Stated exercise: Collect every line that includes the string "miesięcy".

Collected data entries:
_____

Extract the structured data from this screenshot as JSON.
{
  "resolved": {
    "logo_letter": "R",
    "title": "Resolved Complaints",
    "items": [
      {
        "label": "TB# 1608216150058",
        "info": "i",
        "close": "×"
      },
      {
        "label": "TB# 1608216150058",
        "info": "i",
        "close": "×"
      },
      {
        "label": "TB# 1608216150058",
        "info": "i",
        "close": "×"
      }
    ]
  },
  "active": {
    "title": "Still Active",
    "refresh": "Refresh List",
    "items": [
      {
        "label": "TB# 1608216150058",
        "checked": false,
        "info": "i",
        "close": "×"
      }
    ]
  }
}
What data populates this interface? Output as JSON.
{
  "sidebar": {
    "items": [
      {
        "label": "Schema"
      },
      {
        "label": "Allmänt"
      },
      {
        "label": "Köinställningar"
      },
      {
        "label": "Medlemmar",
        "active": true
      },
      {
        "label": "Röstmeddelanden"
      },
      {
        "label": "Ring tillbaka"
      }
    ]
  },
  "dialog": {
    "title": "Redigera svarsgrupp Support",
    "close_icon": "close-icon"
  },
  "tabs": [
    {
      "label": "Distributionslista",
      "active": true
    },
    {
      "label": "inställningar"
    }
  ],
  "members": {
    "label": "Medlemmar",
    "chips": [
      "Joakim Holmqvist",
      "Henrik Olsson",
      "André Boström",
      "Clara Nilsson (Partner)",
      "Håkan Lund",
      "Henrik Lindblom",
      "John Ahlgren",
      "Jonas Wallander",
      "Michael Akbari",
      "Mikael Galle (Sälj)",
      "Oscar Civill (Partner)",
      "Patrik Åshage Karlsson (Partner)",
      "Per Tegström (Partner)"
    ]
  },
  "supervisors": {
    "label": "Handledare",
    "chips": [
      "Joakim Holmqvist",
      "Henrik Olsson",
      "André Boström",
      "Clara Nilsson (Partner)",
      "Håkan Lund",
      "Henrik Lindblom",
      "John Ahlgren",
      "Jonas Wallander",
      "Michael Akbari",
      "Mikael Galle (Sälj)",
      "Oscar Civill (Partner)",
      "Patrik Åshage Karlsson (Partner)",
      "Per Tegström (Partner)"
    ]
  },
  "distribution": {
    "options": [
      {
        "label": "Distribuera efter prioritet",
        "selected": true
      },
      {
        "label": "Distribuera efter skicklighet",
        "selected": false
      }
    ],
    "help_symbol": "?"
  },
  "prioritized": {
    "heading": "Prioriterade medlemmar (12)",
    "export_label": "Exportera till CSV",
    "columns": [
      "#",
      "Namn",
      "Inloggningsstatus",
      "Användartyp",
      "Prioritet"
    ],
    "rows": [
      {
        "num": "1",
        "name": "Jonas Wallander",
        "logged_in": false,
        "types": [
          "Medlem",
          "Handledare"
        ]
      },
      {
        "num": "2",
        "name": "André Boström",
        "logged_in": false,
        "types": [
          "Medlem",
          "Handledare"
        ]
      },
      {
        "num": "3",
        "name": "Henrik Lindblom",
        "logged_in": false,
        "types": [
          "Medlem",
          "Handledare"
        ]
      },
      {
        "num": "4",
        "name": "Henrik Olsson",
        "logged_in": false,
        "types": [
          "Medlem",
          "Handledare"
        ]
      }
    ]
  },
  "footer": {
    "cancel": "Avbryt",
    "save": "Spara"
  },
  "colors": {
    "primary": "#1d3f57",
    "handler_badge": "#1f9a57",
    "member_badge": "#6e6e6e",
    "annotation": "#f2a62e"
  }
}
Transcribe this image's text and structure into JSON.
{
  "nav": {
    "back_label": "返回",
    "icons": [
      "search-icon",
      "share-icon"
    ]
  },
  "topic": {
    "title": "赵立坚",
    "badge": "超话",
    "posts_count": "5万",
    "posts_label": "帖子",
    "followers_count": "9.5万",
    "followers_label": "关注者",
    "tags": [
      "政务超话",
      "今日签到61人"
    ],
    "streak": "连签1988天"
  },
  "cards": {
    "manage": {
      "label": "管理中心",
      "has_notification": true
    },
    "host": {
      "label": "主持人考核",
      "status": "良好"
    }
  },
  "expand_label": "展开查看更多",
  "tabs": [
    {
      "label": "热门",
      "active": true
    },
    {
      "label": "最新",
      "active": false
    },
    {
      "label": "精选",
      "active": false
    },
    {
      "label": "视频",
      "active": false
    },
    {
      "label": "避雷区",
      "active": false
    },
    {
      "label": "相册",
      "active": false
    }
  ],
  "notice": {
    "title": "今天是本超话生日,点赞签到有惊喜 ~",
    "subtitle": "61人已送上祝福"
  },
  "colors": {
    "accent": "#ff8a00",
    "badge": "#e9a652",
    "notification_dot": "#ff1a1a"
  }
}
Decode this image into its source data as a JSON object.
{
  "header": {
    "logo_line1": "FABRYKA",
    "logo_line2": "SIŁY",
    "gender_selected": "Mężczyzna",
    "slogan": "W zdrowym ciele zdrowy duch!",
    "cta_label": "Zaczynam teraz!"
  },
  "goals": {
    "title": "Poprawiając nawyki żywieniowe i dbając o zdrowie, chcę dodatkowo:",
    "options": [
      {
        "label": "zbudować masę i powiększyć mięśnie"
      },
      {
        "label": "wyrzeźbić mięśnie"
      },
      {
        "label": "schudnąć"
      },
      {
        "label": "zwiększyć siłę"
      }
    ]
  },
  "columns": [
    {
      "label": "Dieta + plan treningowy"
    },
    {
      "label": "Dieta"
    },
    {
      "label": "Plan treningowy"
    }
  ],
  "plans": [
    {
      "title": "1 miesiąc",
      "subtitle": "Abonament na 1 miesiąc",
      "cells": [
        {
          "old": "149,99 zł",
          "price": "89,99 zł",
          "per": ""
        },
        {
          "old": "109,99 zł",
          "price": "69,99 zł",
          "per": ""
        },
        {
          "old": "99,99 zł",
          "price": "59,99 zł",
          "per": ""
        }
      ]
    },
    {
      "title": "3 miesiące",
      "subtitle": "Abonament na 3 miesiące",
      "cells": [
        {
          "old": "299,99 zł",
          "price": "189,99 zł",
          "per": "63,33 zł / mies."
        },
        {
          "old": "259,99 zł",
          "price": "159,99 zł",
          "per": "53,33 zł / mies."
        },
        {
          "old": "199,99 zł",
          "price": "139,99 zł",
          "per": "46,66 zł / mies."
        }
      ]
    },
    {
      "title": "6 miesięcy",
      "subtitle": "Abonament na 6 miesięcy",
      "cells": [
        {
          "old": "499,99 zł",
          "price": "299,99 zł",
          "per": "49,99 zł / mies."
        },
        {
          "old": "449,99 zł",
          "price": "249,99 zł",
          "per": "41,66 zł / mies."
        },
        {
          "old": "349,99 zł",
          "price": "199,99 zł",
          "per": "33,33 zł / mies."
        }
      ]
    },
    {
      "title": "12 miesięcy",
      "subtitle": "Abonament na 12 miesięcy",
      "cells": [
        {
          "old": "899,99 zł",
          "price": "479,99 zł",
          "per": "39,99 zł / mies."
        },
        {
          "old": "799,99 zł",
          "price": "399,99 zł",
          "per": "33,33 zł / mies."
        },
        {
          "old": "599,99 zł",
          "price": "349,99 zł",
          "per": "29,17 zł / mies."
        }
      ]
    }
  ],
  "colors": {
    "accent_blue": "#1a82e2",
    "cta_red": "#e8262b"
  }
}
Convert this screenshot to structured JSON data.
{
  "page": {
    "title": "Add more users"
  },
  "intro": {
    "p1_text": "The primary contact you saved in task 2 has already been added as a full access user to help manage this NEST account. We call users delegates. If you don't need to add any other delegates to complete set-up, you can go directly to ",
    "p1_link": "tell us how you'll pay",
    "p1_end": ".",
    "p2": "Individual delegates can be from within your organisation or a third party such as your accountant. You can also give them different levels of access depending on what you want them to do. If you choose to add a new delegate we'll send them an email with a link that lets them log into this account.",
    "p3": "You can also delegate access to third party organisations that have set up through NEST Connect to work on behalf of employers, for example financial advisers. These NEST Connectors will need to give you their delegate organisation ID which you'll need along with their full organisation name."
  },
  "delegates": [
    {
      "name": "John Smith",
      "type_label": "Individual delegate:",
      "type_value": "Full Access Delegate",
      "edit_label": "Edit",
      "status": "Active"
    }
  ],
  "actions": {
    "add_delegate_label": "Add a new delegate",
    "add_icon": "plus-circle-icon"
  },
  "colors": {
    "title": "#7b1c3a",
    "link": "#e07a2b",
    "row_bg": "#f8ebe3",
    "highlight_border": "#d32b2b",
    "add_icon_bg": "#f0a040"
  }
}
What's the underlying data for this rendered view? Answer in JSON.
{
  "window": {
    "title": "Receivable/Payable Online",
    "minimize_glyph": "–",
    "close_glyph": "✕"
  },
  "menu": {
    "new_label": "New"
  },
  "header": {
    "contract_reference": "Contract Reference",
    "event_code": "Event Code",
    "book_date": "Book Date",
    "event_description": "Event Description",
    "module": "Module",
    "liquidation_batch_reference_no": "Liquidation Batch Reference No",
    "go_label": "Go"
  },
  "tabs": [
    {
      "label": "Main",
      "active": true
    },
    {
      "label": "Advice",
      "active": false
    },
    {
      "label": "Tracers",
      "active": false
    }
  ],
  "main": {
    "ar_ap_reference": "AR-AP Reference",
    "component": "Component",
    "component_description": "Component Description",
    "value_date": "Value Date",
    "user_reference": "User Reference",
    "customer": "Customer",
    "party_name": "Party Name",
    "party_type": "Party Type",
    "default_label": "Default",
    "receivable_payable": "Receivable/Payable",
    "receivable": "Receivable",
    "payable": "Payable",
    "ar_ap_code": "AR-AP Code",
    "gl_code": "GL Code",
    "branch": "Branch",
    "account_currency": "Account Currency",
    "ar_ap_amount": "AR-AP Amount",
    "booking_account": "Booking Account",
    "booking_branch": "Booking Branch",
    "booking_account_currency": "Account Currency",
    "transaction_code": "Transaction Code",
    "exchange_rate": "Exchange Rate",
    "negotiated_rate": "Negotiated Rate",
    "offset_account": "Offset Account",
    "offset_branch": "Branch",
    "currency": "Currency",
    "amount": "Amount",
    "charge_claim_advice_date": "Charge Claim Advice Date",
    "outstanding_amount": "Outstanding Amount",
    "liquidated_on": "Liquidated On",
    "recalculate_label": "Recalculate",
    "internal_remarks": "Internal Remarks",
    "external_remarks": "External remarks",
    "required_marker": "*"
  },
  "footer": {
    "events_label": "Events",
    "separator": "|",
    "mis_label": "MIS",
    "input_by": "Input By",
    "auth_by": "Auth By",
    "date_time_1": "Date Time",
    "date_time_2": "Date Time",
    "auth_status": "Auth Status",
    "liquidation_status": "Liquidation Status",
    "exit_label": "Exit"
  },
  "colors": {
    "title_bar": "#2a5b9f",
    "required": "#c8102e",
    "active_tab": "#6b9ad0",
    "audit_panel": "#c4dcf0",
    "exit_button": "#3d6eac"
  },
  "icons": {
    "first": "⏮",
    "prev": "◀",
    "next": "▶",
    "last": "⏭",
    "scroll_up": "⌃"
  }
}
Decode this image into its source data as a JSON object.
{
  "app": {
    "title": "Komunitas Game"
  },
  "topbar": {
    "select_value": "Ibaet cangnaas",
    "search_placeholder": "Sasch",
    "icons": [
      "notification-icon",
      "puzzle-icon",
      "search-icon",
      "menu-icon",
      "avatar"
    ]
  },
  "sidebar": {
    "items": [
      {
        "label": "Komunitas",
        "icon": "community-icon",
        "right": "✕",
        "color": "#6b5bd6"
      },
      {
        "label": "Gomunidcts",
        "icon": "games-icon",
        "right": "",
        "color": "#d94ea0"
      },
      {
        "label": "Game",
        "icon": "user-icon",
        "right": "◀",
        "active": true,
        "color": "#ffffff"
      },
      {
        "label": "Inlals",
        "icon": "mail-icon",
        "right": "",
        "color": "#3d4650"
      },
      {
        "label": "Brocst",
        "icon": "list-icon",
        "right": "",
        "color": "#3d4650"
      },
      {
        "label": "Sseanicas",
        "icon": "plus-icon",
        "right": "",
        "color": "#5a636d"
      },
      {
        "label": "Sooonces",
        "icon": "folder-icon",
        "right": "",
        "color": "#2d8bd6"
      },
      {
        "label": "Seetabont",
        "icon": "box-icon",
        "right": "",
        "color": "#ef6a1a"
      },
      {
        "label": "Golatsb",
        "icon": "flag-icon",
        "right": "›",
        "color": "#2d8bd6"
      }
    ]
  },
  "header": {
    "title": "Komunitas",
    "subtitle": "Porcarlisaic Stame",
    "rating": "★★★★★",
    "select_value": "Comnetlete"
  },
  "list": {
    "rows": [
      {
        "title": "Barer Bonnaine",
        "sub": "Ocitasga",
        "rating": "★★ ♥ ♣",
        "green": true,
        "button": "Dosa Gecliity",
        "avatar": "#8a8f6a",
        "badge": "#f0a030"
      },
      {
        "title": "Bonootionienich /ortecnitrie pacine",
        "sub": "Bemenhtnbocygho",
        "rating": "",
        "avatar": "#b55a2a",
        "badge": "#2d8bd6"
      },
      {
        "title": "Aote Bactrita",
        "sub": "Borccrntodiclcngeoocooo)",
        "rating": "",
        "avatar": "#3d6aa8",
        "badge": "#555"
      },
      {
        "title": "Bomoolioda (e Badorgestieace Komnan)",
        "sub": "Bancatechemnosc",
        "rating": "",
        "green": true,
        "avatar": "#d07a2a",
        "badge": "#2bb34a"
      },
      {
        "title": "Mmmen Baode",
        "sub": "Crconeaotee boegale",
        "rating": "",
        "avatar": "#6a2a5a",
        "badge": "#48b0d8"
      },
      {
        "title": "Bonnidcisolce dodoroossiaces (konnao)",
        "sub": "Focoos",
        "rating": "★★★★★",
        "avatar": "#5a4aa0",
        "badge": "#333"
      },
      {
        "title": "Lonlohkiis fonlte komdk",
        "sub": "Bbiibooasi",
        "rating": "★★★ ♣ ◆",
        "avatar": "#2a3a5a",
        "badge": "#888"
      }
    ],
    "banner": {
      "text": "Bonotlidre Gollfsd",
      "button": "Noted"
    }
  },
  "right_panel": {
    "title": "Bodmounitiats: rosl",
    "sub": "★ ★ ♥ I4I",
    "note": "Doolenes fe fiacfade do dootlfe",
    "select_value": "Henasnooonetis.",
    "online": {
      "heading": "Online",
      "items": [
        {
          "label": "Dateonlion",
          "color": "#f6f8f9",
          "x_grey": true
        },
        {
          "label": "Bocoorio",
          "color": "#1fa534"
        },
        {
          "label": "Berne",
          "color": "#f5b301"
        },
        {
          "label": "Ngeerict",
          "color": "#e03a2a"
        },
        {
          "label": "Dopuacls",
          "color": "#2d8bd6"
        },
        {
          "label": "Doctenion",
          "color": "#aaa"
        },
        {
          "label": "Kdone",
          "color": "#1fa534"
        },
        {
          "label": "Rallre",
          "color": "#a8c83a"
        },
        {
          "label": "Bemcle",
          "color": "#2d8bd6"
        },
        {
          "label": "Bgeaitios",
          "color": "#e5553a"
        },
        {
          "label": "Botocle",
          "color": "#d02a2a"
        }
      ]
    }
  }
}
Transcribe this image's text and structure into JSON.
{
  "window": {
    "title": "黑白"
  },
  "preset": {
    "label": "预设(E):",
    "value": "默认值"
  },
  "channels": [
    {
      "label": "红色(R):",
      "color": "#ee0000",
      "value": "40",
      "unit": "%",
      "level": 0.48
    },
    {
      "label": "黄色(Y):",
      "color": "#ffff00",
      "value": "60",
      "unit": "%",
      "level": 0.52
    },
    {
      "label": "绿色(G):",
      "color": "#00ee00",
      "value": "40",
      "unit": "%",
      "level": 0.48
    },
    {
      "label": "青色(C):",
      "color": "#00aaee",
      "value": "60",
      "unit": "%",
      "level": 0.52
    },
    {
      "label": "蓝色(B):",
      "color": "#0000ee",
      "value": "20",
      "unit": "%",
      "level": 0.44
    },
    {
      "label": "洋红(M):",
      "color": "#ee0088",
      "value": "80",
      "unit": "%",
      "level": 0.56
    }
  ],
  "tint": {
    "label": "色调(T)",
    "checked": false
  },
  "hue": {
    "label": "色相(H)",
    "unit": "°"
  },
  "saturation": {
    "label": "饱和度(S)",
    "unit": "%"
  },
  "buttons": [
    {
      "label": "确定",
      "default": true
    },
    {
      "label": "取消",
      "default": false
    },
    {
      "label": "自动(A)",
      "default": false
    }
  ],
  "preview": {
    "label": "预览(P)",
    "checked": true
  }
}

_____

Expected output:
      "title": "6 miesięcy",
      "subtitle": "Abonament na 6 miesięcy",
      "title": "12 miesięcy",
      "subtitle": "Abonament na 12 miesięcy",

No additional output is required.